Supplied material:
+---+

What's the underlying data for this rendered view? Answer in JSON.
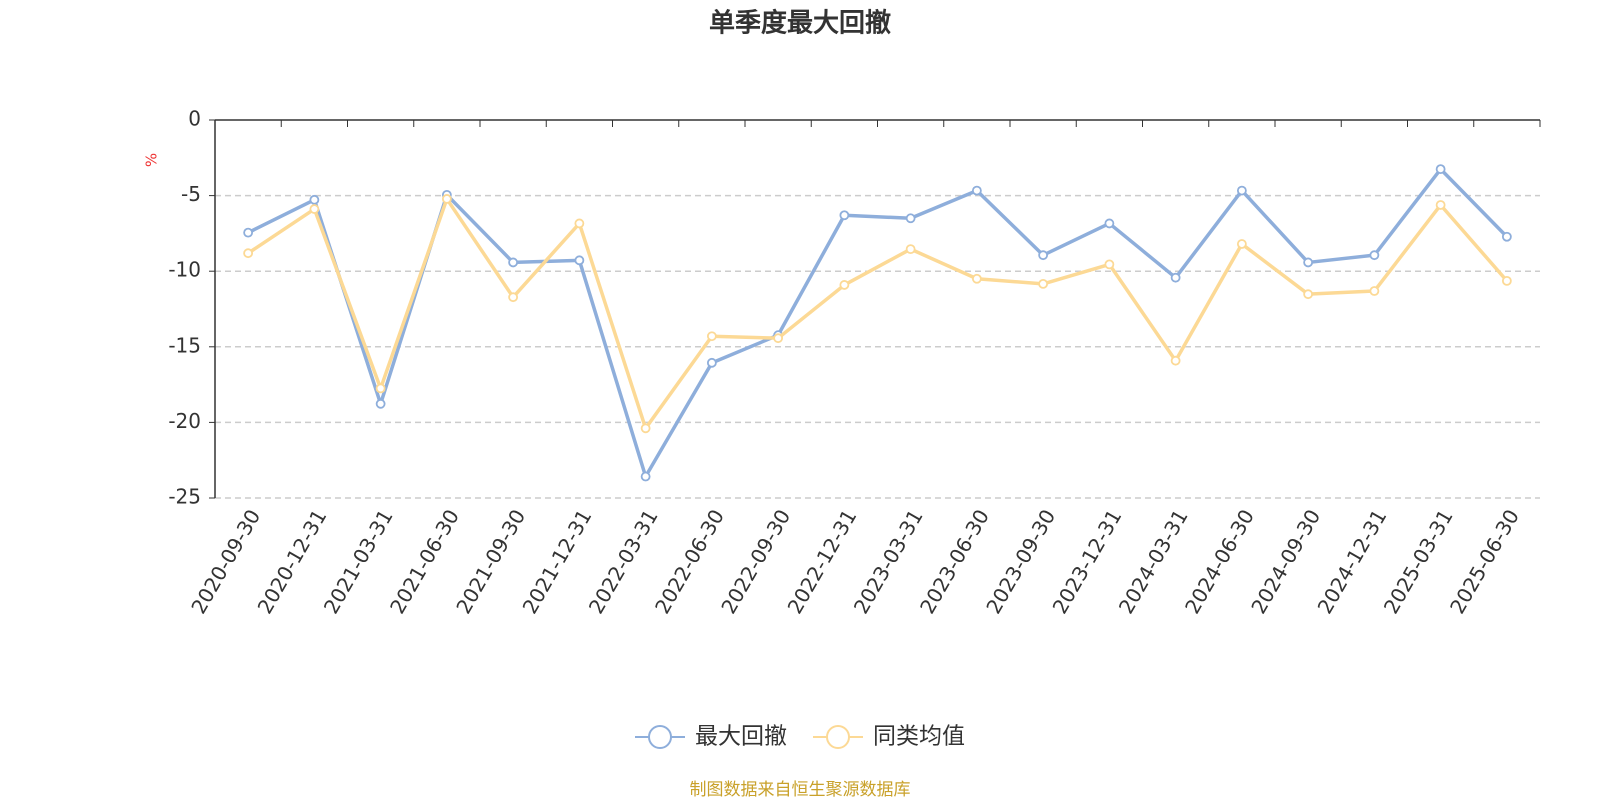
{
  "chart_data": {
    "type": "line",
    "title": "单季度最大回撤",
    "y_label": "%",
    "source": "制图数据来自恒生聚源数据库",
    "categories": [
      "2020-09-30",
      "2020-12-31",
      "2021-03-31",
      "2021-06-30",
      "2021-09-30",
      "2021-12-31",
      "2022-03-31",
      "2022-06-30",
      "2022-09-30",
      "2022-12-31",
      "2023-03-31",
      "2023-06-30",
      "2023-09-30",
      "2023-12-31",
      "2024-03-31",
      "2024-06-30",
      "2024-09-30",
      "2024-12-31",
      "2025-03-31",
      "2025-06-30"
    ],
    "series": [
      {
        "name": "最大回撤",
        "color": "#8eaedb",
        "values": [
          -7.45,
          -5.28,
          -18.77,
          -4.95,
          -9.42,
          -9.28,
          -23.58,
          -16.06,
          -14.23,
          -6.3,
          -6.5,
          -4.67,
          -8.94,
          -6.84,
          -10.43,
          -4.67,
          -9.42,
          -8.94,
          -3.25,
          -7.72
        ]
      },
      {
        "name": "同类均值",
        "color": "#fcd995",
        "values": [
          -8.81,
          -5.89,
          -17.75,
          -5.22,
          -11.72,
          -6.84,
          -20.39,
          -14.3,
          -14.43,
          -10.91,
          -8.54,
          -10.5,
          -10.84,
          -9.55,
          -15.92,
          -8.2,
          -11.52,
          -11.31,
          -5.62,
          -10.64
        ]
      }
    ],
    "ylim": [
      -25,
      0
    ],
    "yticks": [
      0,
      -5,
      -10,
      -15,
      -20,
      -25
    ],
    "grid": true
  }
}
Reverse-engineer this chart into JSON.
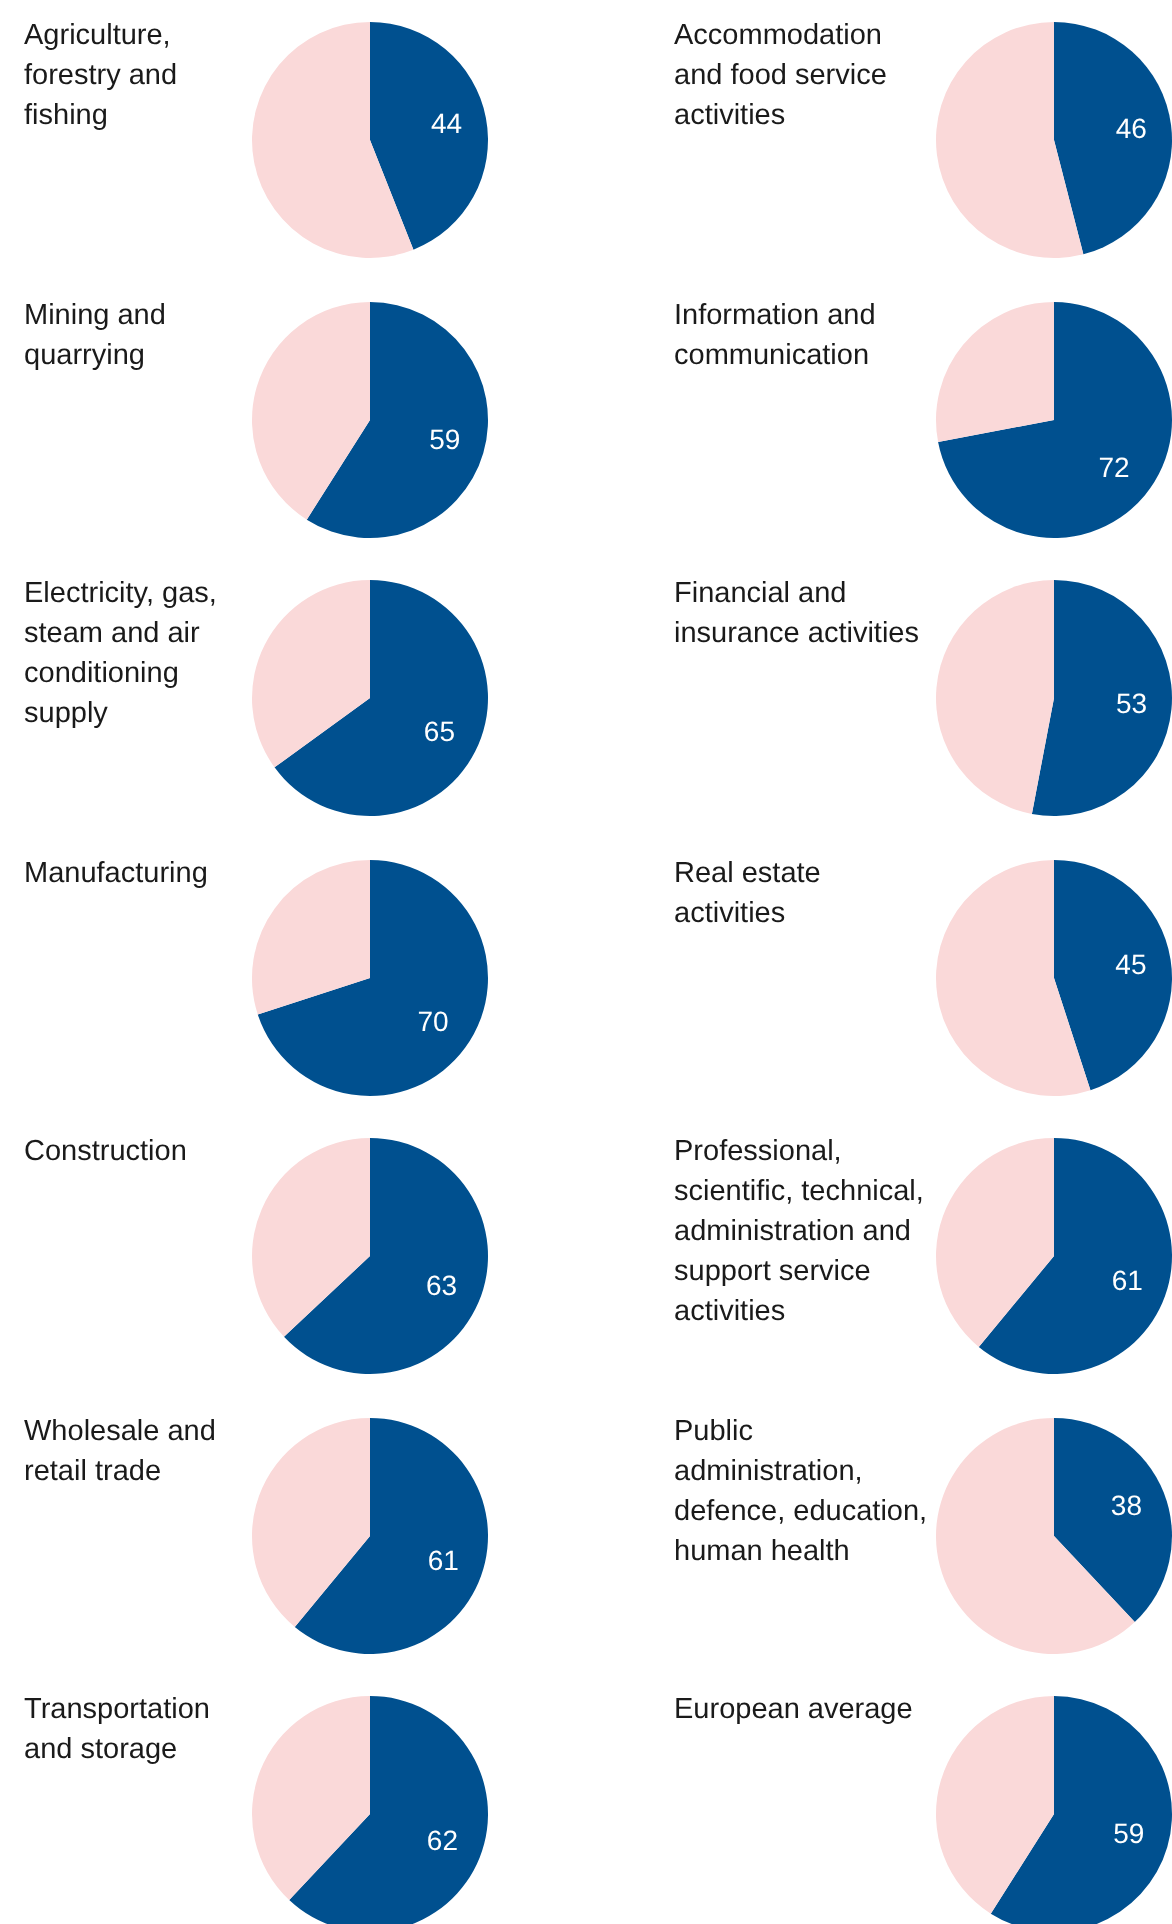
{
  "chart_data": [
    {
      "type": "pie",
      "title": "Agriculture, forestry and fishing",
      "categories": [
        null,
        null
      ],
      "values": [
        44,
        56
      ],
      "colors": [
        "#00508f",
        "#fad9d9"
      ],
      "value_labels": [
        "44",
        null
      ]
    },
    {
      "type": "pie",
      "title": "Accommodation and food service activities",
      "categories": [
        null,
        null
      ],
      "values": [
        46,
        54
      ],
      "colors": [
        "#00508f",
        "#fad9d9"
      ],
      "value_labels": [
        "46",
        null
      ]
    },
    {
      "type": "pie",
      "title": "Mining and quarrying",
      "categories": [
        null,
        null
      ],
      "values": [
        59,
        41
      ],
      "colors": [
        "#00508f",
        "#fad9d9"
      ],
      "value_labels": [
        "59",
        null
      ]
    },
    {
      "type": "pie",
      "title": "Information and communication",
      "categories": [
        null,
        null
      ],
      "values": [
        72,
        28
      ],
      "colors": [
        "#00508f",
        "#fad9d9"
      ],
      "value_labels": [
        "72",
        null
      ]
    },
    {
      "type": "pie",
      "title": "Electricity, gas, steam and air conditioning supply",
      "categories": [
        null,
        null
      ],
      "values": [
        65,
        35
      ],
      "colors": [
        "#00508f",
        "#fad9d9"
      ],
      "value_labels": [
        "65",
        null
      ]
    },
    {
      "type": "pie",
      "title": "Financial and insurance activities",
      "categories": [
        null,
        null
      ],
      "values": [
        53,
        47
      ],
      "colors": [
        "#00508f",
        "#fad9d9"
      ],
      "value_labels": [
        "53",
        null
      ]
    },
    {
      "type": "pie",
      "title": "Manufacturing",
      "categories": [
        null,
        null
      ],
      "values": [
        70,
        30
      ],
      "colors": [
        "#00508f",
        "#fad9d9"
      ],
      "value_labels": [
        "70",
        null
      ]
    },
    {
      "type": "pie",
      "title": "Real estate activities",
      "categories": [
        null,
        null
      ],
      "values": [
        45,
        55
      ],
      "colors": [
        "#00508f",
        "#fad9d9"
      ],
      "value_labels": [
        "45",
        null
      ]
    },
    {
      "type": "pie",
      "title": "Construction",
      "categories": [
        null,
        null
      ],
      "values": [
        63,
        37
      ],
      "colors": [
        "#00508f",
        "#fad9d9"
      ],
      "value_labels": [
        "63",
        null
      ]
    },
    {
      "type": "pie",
      "title": "Professional, scientific, technical, administration and support service activities",
      "categories": [
        null,
        null
      ],
      "values": [
        61,
        39
      ],
      "colors": [
        "#00508f",
        "#fad9d9"
      ],
      "value_labels": [
        "61",
        null
      ]
    },
    {
      "type": "pie",
      "title": "Wholesale and retail trade",
      "categories": [
        null,
        null
      ],
      "values": [
        61,
        39
      ],
      "colors": [
        "#00508f",
        "#fad9d9"
      ],
      "value_labels": [
        "61",
        null
      ]
    },
    {
      "type": "pie",
      "title": "Public administration, defence, education, human health",
      "categories": [
        null,
        null
      ],
      "values": [
        38,
        62
      ],
      "colors": [
        "#00508f",
        "#fad9d9"
      ],
      "value_labels": [
        "38",
        null
      ]
    },
    {
      "type": "pie",
      "title": "Transportation and storage",
      "categories": [
        null,
        null
      ],
      "values": [
        62,
        38
      ],
      "colors": [
        "#00508f",
        "#fad9d9"
      ],
      "value_labels": [
        "62",
        null
      ]
    },
    {
      "type": "pie",
      "title": "European average",
      "categories": [
        null,
        null
      ],
      "values": [
        59,
        41
      ],
      "colors": [
        "#00508f",
        "#fad9d9"
      ],
      "value_labels": [
        "59",
        null
      ]
    }
  ]
}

+---+

What is required: Your copy of the data above should match it exactly, except that pictures are left out.

Full answer:
What's the underlying data for this rendered view? Answer in JSON.
{
  "chart_data": {
    "type": "line",
    "title": "单季度最大回撤",
    "y_label": "%",
    "source": "制图数据来自恒生聚源数据库",
    "categories": [
      "2020-09-30",
      "2020-12-31",
      "2021-03-31",
      "2021-06-30",
      "2021-09-30",
      "2021-12-31",
      "2022-03-31",
      "2022-06-30",
      "2022-09-30",
      "2022-12-31",
      "2023-03-31",
      "2023-06-30",
      "2023-09-30",
      "2023-12-31",
      "2024-03-31",
      "2024-06-30",
      "2024-09-30",
      "2024-12-31",
      "2025-03-31",
      "2025-06-30"
    ],
    "series": [
      {
        "name": "最大回撤",
        "color": "#8eaedb",
        "values": [
          -7.45,
          -5.28,
          -18.77,
          -4.95,
          -9.42,
          -9.28,
          -23.58,
          -16.06,
          -14.23,
          -6.3,
          -6.5,
          -4.67,
          -8.94,
          -6.84,
          -10.43,
          -4.67,
          -9.42,
          -8.94,
          -3.25,
          -7.72
        ]
      },
      {
        "name": "同类均值",
        "color": "#fcd995",
        "values": [
          -8.81,
          -5.89,
          -17.75,
          -5.22,
          -11.72,
          -6.84,
          -20.39,
          -14.3,
          -14.43,
          -10.91,
          -8.54,
          -10.5,
          -10.84,
          -9.55,
          -15.92,
          -8.2,
          -11.52,
          -11.31,
          -5.62,
          -10.64
        ]
      }
    ],
    "ylim": [
      -25,
      0
    ],
    "yticks": [
      0,
      -5,
      -10,
      -15,
      -20,
      -25
    ],
    "grid": true
  }
}
Reverse-engineer this chart into JSON.
{
  "chart_data": [
    {
      "type": "pie",
      "title": "Agriculture, forestry and fishing",
      "categories": [
        null,
        null
      ],
      "values": [
        44,
        56
      ],
      "colors": [
        "#00508f",
        "#fad9d9"
      ],
      "value_labels": [
        "44",
        null
      ]
    },
    {
      "type": "pie",
      "title": "Accommodation and food service activities",
      "categories": [
        null,
        null
      ],
      "values": [
        46,
        54
      ],
      "colors": [
        "#00508f",
        "#fad9d9"
      ],
      "value_labels": [
        "46",
        null
      ]
    },
    {
      "type": "pie",
      "title": "Mining and quarrying",
      "categories": [
        null,
        null
      ],
      "values": [
        59,
        41
      ],
      "colors": [
        "#00508f",
        "#fad9d9"
      ],
      "value_labels": [
        "59",
        null
      ]
    },
    {
      "type": "pie",
      "title": "Information and communication",
      "categories": [
        null,
        null
      ],
      "values": [
        72,
        28
      ],
      "colors": [
        "#00508f",
        "#fad9d9"
      ],
      "value_labels": [
        "72",
        null
      ]
    },
    {
      "type": "pie",
      "title": "Electricity, gas, steam and air conditioning supply",
      "categories": [
        null,
        null
      ],
      "values": [
        65,
        35
      ],
      "colors": [
        "#00508f",
        "#fad9d9"
      ],
      "value_labels": [
        "65",
        null
      ]
    },
    {
      "type": "pie",
      "title": "Financial and insurance activities",
      "categories": [
        null,
        null
      ],
      "values": [
        53,
        47
      ],
      "colors": [
        "#00508f",
        "#fad9d9"
      ],
      "value_labels": [
        "53",
        null
      ]
    },
    {
      "type": "pie",
      "title": "Manufacturing",
      "categories": [
        null,
        null
      ],
      "values": [
        70,
        30
      ],
      "colors": [
        "#00508f",
        "#fad9d9"
      ],
      "value_labels": [
        "70",
        null
      ]
    },
    {
      "type": "pie",
      "title": "Real estate activities",
      "categories": [
        null,
        null
      ],
      "values": [
        45,
        55
      ],
      "colors": [
        "#00508f",
        "#fad9d9"
      ],
      "value_labels": [
        "45",
        null
      ]
    },
    {
      "type": "pie",
      "title": "Construction",
      "categories": [
        null,
        null
      ],
      "values": [
        63,
        37
      ],
      "colors": [
        "#00508f",
        "#fad9d9"
      ],
      "value_labels": [
        "63",
        null
      ]
    },
    {
      "type": "pie",
      "title": "Professional, scientific, technical, administration and support service activities",
      "categories": [
        null,
        null
      ],
      "values": [
        61,
        39
      ],
      "colors": [
        "#00508f",
        "#fad9d9"
      ],
      "value_labels": [
        "61",
        null
      ]
    },
    {
      "type": "pie",
      "title": "Wholesale and retail trade",
      "categories": [
        null,
        null
      ],
      "values": [
        61,
        39
      ],
      "colors": [
        "#00508f",
        "#fad9d9"
      ],
      "value_labels": [
        "61",
        null
      ]
    },
    {
      "type": "pie",
      "title": "Public administration, defence, education, human health",
      "categories": [
        null,
        null
      ],
      "values": [
        38,
        62
      ],
      "colors": [
        "#00508f",
        "#fad9d9"
      ],
      "value_labels": [
        "38",
        null
      ]
    },
    {
      "type": "pie",
      "title": "Transportation and storage",
      "categories": [
        null,
        null
      ],
      "values": [
        62,
        38
      ],
      "colors": [
        "#00508f",
        "#fad9d9"
      ],
      "value_labels": [
        "62",
        null
      ]
    },
    {
      "type": "pie",
      "title": "European average",
      "categories": [
        null,
        null
      ],
      "values": [
        59,
        41
      ],
      "colors": [
        "#00508f",
        "#fad9d9"
      ],
      "value_labels": [
        "59",
        null
      ]
    }
  ]
}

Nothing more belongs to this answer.